* Begin *
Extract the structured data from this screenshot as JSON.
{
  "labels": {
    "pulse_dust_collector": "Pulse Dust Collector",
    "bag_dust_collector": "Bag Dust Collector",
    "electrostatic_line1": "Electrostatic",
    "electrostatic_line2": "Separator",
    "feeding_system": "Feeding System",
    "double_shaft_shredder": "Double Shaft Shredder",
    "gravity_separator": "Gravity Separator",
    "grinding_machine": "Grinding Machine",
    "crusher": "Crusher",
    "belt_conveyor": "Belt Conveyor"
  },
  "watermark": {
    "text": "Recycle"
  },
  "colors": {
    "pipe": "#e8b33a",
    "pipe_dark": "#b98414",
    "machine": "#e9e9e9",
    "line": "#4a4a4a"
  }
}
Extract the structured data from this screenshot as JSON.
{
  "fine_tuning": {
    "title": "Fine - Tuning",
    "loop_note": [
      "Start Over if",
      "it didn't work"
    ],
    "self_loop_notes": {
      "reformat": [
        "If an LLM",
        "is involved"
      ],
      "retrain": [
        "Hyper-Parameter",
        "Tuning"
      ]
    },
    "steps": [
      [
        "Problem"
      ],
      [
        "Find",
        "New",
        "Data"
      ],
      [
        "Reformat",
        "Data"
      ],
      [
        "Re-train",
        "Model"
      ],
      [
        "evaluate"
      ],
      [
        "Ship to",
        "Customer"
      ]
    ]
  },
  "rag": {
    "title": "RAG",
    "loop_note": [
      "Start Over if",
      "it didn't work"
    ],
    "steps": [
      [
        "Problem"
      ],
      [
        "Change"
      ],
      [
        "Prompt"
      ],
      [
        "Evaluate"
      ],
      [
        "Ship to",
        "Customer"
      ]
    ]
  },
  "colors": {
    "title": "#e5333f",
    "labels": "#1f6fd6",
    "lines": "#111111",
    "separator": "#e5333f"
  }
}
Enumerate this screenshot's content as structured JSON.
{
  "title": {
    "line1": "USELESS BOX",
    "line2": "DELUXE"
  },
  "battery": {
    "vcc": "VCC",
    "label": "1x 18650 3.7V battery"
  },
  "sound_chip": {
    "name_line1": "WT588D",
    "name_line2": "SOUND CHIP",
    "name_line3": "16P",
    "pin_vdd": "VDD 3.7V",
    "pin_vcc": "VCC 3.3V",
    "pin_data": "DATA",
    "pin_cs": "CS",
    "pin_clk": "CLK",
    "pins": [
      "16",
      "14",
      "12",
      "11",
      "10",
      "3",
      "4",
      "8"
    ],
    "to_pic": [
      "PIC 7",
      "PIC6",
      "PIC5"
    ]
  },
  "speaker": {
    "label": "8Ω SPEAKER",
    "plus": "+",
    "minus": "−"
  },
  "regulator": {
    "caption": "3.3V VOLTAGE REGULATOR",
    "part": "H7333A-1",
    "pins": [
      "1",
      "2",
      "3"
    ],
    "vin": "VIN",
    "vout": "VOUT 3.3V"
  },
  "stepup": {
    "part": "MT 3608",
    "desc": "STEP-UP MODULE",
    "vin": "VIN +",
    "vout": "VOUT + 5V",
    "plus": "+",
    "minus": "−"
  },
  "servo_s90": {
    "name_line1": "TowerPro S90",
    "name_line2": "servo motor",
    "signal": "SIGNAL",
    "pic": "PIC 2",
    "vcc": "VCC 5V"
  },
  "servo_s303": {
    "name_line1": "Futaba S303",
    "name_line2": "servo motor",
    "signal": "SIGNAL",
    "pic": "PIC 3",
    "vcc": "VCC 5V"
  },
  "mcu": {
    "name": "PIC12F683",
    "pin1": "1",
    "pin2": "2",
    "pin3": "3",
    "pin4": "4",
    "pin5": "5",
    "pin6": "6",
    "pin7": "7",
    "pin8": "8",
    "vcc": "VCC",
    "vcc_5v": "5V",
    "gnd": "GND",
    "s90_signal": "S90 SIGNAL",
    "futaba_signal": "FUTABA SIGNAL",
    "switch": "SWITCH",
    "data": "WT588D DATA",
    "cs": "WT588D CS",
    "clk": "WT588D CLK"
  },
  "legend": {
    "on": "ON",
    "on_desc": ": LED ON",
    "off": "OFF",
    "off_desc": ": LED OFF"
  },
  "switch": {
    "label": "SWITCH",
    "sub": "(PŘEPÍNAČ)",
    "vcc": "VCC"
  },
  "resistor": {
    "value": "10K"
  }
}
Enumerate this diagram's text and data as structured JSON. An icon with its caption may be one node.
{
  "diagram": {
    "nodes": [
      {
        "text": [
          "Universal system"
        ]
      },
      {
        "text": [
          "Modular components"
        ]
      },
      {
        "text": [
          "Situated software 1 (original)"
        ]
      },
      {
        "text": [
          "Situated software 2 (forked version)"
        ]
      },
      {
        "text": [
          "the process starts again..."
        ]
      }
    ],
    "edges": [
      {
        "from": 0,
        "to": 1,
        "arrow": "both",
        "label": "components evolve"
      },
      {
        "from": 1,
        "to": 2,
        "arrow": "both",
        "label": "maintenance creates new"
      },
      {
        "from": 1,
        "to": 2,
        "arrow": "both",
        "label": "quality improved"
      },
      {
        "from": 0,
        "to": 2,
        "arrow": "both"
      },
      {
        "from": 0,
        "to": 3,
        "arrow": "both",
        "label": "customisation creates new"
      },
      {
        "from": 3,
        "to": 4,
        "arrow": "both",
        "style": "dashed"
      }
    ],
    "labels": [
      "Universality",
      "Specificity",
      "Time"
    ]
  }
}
* End *
Exercise details
Give the listing above again, word for word.

Task solution
Extract the structured data from this screenshot as JSON.
{
  "labels": {
    "pulse_dust_collector": "Pulse Dust Collector",
    "bag_dust_collector": "Bag Dust Collector",
    "electrostatic_line1": "Electrostatic",
    "electrostatic_line2": "Separator",
    "feeding_system": "Feeding System",
    "double_shaft_shredder": "Double Shaft Shredder",
    "gravity_separator": "Gravity Separator",
    "grinding_machine": "Grinding Machine",
    "crusher": "Crusher",
    "belt_conveyor": "Belt Conveyor"
  },
  "watermark": {
    "text": "Recycle"
  },
  "colors": {
    "pipe": "#e8b33a",
    "pipe_dark": "#b98414",
    "machine": "#e9e9e9",
    "line": "#4a4a4a"
  }
}
Extract the structured data from this screenshot as JSON.
{
  "fine_tuning": {
    "title": "Fine - Tuning",
    "loop_note": [
      "Start Over if",
      "it didn't work"
    ],
    "self_loop_notes": {
      "reformat": [
        "If an LLM",
        "is involved"
      ],
      "retrain": [
        "Hyper-Parameter",
        "Tuning"
      ]
    },
    "steps": [
      [
        "Problem"
      ],
      [
        "Find",
        "New",
        "Data"
      ],
      [
        "Reformat",
        "Data"
      ],
      [
        "Re-train",
        "Model"
      ],
      [
        "evaluate"
      ],
      [
        "Ship to",
        "Customer"
      ]
    ]
  },
  "rag": {
    "title": "RAG",
    "loop_note": [
      "Start Over if",
      "it didn't work"
    ],
    "steps": [
      [
        "Problem"
      ],
      [
        "Change"
      ],
      [
        "Prompt"
      ],
      [
        "Evaluate"
      ],
      [
        "Ship to",
        "Customer"
      ]
    ]
  },
  "colors": {
    "title": "#e5333f",
    "labels": "#1f6fd6",
    "lines": "#111111",
    "separator": "#e5333f"
  }
}
Enumerate this screenshot's content as structured JSON.
{
  "title": {
    "line1": "USELESS BOX",
    "line2": "DELUXE"
  },
  "battery": {
    "vcc": "VCC",
    "label": "1x 18650 3.7V battery"
  },
  "sound_chip": {
    "name_line1": "WT588D",
    "name_line2": "SOUND CHIP",
    "name_line3": "16P",
    "pin_vdd": "VDD 3.7V",
    "pin_vcc": "VCC 3.3V",
    "pin_data": "DATA",
    "pin_cs": "CS",
    "pin_clk": "CLK",
    "pins": [
      "16",
      "14",
      "12",
      "11",
      "10",
      "3",
      "4",
      "8"
    ],
    "to_pic": [
      "PIC 7",
      "PIC6",
      "PIC5"
    ]
  },
  "speaker": {
    "label": "8Ω SPEAKER",
    "plus": "+",
    "minus": "−"
  },
  "regulator": {
    "caption": "3.3V VOLTAGE REGULATOR",
    "part": "H7333A-1",
    "pins": [
      "1",
      "2",
      "3"
    ],
    "vin": "VIN",
    "vout": "VOUT 3.3V"
  },
  "stepup": {
    "part": "MT 3608",
    "desc": "STEP-UP MODULE",
    "vin": "VIN +",
    "vout": "VOUT + 5V",
    "plus": "+",
    "minus": "−"
  },
  "servo_s90": {
    "name_line1": "TowerPro S90",
    "name_line2": "servo motor",
    "signal": "SIGNAL",
    "pic": "PIC 2",
    "vcc": "VCC 5V"
  },
  "servo_s303": {
    "name_line1": "Futaba S303",
    "name_line2": "servo motor",
    "signal": "SIGNAL",
    "pic": "PIC 3",
    "vcc": "VCC 5V"
  },
  "mcu": {
    "name": "PIC12F683",
    "pin1": "1",
    "pin2": "2",
    "pin3": "3",
    "pin4": "4",
    "pin5": "5",
    "pin6": "6",
    "pin7": "7",
    "pin8": "8",
    "vcc": "VCC",
    "vcc_5v": "5V",
    "gnd": "GND",
    "s90_signal": "S90 SIGNAL",
    "futaba_signal": "FUTABA SIGNAL",
    "switch": "SWITCH",
    "data": "WT588D DATA",
    "cs": "WT588D CS",
    "clk": "WT588D CLK"
  },
  "legend": {
    "on": "ON",
    "on_desc": ": LED ON",
    "off": "OFF",
    "off_desc": ": LED OFF"
  },
  "switch": {
    "label": "SWITCH",
    "sub": "(PŘEPÍNAČ)",
    "vcc": "VCC"
  },
  "resistor": {
    "value": "10K"
  }
}
Enumerate this diagram's text and data as structured JSON. An icon with its caption may be one node.
{
  "diagram": {
    "nodes": [
      {
        "text": [
          "Universal system"
        ]
      },
      {
        "text": [
          "Modular components"
        ]
      },
      {
        "text": [
          "Situated software 1 (original)"
        ]
      },
      {
        "text": [
          "Situated software 2 (forked version)"
        ]
      },
      {
        "text": [
          "the process starts again..."
        ]
      }
    ],
    "edges": [
      {
        "from": 0,
        "to": 1,
        "arrow": "both",
        "label": "components evolve"
      },
      {
        "from": 1,
        "to": 2,
        "arrow": "both",
        "label": "maintenance creates new"
      },
      {
        "from": 1,
        "to": 2,
        "arrow": "both",
        "label": "quality improved"
      },
      {
        "from": 0,
        "to": 2,
        "arrow": "both"
      },
      {
        "from": 0,
        "to": 3,
        "arrow": "both",
        "label": "customisation creates new"
      },
      {
        "from": 3,
        "to": 4,
        "arrow": "both",
        "style": "dashed"
      }
    ],
    "labels": [
      "Universality",
      "Specificity",
      "Time"
    ]
  }
}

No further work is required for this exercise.